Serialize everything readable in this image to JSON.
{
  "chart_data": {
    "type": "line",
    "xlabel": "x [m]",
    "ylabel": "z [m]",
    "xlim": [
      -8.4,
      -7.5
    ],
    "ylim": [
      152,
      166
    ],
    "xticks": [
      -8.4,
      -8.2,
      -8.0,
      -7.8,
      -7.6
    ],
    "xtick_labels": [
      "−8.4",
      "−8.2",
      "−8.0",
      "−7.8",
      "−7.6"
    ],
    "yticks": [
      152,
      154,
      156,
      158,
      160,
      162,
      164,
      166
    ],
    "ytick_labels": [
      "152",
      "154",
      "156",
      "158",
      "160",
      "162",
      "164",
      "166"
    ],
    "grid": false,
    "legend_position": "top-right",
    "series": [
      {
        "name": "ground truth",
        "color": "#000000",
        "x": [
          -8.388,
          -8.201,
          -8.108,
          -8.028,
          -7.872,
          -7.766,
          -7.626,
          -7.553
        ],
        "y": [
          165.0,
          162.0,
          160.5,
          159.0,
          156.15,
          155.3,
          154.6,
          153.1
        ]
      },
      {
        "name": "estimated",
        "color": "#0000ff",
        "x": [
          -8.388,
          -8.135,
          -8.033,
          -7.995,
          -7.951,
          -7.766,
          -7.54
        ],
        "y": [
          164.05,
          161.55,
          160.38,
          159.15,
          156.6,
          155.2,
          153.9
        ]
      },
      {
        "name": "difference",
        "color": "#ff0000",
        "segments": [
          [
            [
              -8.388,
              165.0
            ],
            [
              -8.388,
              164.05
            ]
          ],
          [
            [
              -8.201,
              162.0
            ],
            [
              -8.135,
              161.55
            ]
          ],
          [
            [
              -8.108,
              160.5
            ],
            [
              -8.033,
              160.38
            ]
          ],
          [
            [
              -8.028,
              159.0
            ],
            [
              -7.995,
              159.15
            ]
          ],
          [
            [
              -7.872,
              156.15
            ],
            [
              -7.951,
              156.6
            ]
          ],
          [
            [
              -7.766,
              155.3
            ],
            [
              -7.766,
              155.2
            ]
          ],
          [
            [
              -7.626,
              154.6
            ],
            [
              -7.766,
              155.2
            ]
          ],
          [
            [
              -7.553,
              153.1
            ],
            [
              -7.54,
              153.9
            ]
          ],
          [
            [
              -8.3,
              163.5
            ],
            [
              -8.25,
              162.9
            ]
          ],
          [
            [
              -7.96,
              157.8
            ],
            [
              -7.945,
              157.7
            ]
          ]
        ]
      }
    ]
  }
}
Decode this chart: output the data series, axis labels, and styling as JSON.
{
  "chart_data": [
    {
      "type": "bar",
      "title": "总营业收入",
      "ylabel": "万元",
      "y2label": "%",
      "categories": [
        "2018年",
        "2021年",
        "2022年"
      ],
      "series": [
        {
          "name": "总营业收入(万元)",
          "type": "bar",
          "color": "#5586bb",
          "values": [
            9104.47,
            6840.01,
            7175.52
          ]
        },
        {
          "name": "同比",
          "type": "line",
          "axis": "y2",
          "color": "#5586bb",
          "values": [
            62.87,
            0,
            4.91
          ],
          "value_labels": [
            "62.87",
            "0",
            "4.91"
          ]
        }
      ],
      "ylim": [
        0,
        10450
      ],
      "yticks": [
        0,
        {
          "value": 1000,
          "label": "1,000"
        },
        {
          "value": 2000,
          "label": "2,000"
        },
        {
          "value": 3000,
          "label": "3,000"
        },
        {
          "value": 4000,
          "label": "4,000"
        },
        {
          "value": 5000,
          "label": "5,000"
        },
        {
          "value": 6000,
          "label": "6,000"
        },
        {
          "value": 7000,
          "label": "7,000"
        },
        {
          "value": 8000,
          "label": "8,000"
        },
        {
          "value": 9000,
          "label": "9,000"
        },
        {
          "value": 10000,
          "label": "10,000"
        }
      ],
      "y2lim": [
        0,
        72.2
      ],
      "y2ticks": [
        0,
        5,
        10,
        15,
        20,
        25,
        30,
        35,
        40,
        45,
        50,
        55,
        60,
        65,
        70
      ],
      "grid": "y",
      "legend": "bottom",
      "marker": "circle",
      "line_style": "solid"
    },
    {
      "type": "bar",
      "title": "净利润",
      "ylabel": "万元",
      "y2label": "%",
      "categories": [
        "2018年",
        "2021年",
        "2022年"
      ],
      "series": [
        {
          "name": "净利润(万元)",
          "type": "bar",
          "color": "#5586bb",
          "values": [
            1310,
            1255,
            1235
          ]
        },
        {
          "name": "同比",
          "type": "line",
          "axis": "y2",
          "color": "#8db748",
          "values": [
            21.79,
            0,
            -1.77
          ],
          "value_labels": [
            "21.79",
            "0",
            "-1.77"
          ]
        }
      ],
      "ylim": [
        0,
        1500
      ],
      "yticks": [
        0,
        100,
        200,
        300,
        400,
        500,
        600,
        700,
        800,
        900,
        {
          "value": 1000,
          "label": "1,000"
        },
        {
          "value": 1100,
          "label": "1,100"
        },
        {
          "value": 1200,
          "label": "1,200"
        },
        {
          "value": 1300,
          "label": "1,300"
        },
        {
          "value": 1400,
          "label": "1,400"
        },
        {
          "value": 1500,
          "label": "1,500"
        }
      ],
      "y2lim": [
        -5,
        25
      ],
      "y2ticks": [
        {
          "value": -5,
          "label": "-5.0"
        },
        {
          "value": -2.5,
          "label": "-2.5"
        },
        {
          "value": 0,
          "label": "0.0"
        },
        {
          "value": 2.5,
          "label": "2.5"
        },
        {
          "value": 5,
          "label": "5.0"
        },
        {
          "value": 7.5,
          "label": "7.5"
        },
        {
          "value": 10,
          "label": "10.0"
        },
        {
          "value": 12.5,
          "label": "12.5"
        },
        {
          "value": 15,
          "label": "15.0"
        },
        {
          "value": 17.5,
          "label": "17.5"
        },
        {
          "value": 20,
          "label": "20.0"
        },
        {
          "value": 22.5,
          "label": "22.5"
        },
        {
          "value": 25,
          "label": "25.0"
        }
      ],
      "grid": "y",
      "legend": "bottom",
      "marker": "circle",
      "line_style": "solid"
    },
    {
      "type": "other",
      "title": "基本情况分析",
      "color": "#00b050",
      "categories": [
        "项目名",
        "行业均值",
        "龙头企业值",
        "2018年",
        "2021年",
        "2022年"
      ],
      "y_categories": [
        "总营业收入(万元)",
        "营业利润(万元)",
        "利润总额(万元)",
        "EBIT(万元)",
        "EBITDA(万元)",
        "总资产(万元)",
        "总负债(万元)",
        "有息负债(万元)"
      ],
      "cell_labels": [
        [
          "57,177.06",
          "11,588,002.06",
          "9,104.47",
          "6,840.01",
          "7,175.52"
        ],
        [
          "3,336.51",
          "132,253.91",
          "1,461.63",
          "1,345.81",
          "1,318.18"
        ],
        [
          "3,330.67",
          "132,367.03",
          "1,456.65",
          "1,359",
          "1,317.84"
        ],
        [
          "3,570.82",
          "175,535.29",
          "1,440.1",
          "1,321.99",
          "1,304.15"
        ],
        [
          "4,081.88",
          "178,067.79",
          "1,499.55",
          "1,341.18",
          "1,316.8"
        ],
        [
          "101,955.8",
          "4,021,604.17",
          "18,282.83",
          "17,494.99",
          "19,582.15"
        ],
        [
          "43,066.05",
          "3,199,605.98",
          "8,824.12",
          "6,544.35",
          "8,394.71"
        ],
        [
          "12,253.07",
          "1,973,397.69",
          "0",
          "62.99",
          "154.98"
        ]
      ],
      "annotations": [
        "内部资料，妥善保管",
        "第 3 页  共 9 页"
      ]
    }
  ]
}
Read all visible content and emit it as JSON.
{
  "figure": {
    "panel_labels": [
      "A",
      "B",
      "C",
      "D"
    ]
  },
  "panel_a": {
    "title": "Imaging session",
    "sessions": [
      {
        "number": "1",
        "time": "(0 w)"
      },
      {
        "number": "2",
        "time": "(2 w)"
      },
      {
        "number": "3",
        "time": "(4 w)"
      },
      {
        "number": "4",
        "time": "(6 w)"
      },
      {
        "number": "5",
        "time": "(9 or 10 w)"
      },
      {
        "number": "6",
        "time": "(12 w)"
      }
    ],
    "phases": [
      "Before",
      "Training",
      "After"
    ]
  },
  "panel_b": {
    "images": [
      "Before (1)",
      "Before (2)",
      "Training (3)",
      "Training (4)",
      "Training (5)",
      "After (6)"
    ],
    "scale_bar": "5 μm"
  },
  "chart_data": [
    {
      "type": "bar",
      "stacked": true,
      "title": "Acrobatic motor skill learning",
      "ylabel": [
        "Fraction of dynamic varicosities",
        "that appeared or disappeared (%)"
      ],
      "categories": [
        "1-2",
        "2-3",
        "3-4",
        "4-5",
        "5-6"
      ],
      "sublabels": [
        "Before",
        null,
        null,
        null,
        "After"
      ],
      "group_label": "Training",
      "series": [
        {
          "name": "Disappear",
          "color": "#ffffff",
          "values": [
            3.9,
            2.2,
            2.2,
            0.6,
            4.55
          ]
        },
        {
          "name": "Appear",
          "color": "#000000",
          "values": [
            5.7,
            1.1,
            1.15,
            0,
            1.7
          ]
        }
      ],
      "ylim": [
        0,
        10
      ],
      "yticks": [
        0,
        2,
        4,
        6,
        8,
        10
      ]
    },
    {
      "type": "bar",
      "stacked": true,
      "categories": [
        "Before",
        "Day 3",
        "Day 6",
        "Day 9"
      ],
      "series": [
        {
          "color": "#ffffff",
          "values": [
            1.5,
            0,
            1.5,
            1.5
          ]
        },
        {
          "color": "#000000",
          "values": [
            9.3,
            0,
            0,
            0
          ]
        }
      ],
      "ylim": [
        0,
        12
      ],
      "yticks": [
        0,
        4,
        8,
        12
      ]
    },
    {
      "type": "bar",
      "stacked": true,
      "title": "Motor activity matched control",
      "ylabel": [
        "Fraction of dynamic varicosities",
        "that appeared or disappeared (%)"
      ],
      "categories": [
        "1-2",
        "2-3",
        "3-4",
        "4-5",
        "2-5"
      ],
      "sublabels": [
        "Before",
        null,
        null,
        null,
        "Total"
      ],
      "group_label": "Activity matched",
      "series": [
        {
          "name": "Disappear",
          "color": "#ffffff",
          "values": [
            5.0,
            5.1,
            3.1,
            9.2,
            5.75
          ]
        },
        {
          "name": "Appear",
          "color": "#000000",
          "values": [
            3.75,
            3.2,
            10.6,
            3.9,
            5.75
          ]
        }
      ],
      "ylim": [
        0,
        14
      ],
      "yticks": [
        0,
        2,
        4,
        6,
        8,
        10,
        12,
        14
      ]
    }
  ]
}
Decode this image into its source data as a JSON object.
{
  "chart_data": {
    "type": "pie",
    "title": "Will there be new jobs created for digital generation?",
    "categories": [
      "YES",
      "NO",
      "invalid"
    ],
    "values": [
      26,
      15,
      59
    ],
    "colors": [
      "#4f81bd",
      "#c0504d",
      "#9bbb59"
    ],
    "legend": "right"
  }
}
········
Reproduce, word for word, only the lines from the one that contains "Decode this image" through the final line.

Output of the exercise:
Decode this image into its source data as a JSON object.
{
  "chart_data": {
    "type": "pie",
    "title": "Will there be new jobs created for digital generation?",
    "categories": [
      "YES",
      "NO",
      "invalid"
    ],
    "values": [
      26,
      15,
      59
    ],
    "colors": [
      "#4f81bd",
      "#c0504d",
      "#9bbb59"
    ],
    "legend": "right"
  }
}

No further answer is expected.